**Request**.
Write out the full listing again, exactly as it stands.

◆ ◆ ◆

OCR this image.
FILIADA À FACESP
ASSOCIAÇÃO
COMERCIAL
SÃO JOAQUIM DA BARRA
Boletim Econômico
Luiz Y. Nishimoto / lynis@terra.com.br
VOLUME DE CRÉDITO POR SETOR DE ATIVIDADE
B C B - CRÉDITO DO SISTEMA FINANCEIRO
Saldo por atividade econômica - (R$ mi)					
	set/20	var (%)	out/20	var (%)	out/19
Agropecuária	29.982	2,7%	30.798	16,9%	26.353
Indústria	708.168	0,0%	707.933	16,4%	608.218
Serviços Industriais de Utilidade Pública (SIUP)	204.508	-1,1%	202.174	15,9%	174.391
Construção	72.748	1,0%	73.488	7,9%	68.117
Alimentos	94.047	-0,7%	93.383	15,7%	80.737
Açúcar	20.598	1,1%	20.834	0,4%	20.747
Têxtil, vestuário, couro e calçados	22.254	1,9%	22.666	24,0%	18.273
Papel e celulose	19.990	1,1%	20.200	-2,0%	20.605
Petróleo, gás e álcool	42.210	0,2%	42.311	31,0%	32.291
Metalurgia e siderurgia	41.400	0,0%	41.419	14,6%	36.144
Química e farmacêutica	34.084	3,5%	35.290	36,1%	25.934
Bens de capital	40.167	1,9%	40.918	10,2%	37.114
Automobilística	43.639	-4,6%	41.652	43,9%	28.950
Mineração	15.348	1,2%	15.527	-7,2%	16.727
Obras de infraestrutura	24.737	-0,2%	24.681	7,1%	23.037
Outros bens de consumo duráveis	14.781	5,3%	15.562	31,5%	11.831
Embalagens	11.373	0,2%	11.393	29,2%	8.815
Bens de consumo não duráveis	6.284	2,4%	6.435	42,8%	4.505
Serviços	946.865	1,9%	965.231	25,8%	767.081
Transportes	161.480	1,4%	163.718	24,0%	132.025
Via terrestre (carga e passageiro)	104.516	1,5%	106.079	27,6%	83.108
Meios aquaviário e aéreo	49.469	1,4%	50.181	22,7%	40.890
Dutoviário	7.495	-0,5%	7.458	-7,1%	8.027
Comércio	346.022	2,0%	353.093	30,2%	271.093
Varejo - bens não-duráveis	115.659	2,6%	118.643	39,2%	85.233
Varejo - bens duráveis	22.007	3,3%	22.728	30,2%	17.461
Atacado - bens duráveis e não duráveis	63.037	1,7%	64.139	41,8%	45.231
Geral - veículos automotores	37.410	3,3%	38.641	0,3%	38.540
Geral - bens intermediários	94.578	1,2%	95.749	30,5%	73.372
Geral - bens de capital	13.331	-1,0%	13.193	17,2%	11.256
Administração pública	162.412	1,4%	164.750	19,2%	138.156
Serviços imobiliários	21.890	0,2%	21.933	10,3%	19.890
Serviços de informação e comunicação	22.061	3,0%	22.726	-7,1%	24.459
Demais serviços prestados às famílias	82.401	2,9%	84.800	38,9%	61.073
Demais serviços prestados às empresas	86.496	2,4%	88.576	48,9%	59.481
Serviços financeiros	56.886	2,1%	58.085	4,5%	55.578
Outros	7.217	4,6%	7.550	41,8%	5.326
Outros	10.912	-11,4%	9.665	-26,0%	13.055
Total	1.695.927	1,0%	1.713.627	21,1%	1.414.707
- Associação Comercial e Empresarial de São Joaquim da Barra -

◆ ◆ ◆

**Worked answer**.
OCR this image.
FILIADA À FACESP
ASSOCIAÇÃO
COMERCIAL
SÃO JOAQUIM DA BARRA
Boletim Econômico
Luiz Y. Nishimoto / lynis@terra.com.br
VOLUME DE CRÉDITO POR SETOR DE ATIVIDADE
B C B - CRÉDITO DO SISTEMA FINANCEIRO
Saldo por atividade econômica - (R$ mi)					
	set/20	var (%)	out/20	var (%)	out/19
Agropecuária	29.982	2,7%	30.798	16,9%	26.353
Indústria	708.168	0,0%	707.933	16,4%	608.218
Serviços Industriais de Utilidade Pública (SIUP)	204.508	-1,1%	202.174	15,9%	174.391
Construção	72.748	1,0%	73.488	7,9%	68.117
Alimentos	94.047	-0,7%	93.383	15,7%	80.737
Açúcar	20.598	1,1%	20.834	0,4%	20.747
Têxtil, vestuário, couro e calçados	22.254	1,9%	22.666	24,0%	18.273
Papel e celulose	19.990	1,1%	20.200	-2,0%	20.605
Petróleo, gás e álcool	42.210	0,2%	42.311	31,0%	32.291
Metalurgia e siderurgia	41.400	0,0%	41.419	14,6%	36.144
Química e farmacêutica	34.084	3,5%	35.290	36,1%	25.934
Bens de capital	40.167	1,9%	40.918	10,2%	37.114
Automobilística	43.639	-4,6%	41.652	43,9%	28.950
Mineração	15.348	1,2%	15.527	-7,2%	16.727
Obras de infraestrutura	24.737	-0,2%	24.681	7,1%	23.037
Outros bens de consumo duráveis	14.781	5,3%	15.562	31,5%	11.831
Embalagens	11.373	0,2%	11.393	29,2%	8.815
Bens de consumo não duráveis	6.284	2,4%	6.435	42,8%	4.505
Serviços	946.865	1,9%	965.231	25,8%	767.081
Transportes	161.480	1,4%	163.718	24,0%	132.025
Via terrestre (carga e passageiro)	104.516	1,5%	106.079	27,6%	83.108
Meios aquaviário e aéreo	49.469	1,4%	50.181	22,7%	40.890
Dutoviário	7.495	-0,5%	7.458	-7,1%	8.027
Comércio	346.022	2,0%	353.093	30,2%	271.093
Varejo - bens não-duráveis	115.659	2,6%	118.643	39,2%	85.233
Varejo - bens duráveis	22.007	3,3%	22.728	30,2%	17.461
Atacado - bens duráveis e não duráveis	63.037	1,7%	64.139	41,8%	45.231
Geral - veículos automotores	37.410	3,3%	38.641	0,3%	38.540
Geral - bens intermediários	94.578	1,2%	95.749	30,5%	73.372
Geral - bens de capital	13.331	-1,0%	13.193	17,2%	11.256
Administração pública	162.412	1,4%	164.750	19,2%	138.156
Serviços imobiliários	21.890	0,2%	21.933	10,3%	19.890
Serviços de informação e comunicação	22.061	3,0%	22.726	-7,1%	24.459
Demais serviços prestados às famílias	82.401	2,9%	84.800	38,9%	61.073
Demais serviços prestados às empresas	86.496	2,4%	88.576	48,9%	59.481
Serviços financeiros	56.886	2,1%	58.085	4,5%	55.578
Outros	7.217	4,6%	7.550	41,8%	5.326
Outros	10.912	-11,4%	9.665	-26,0%	13.055
Total	1.695.927	1,0%	1.713.627	21,1%	1.414.707
- Associação Comercial e Empresarial de São Joaquim da Barra -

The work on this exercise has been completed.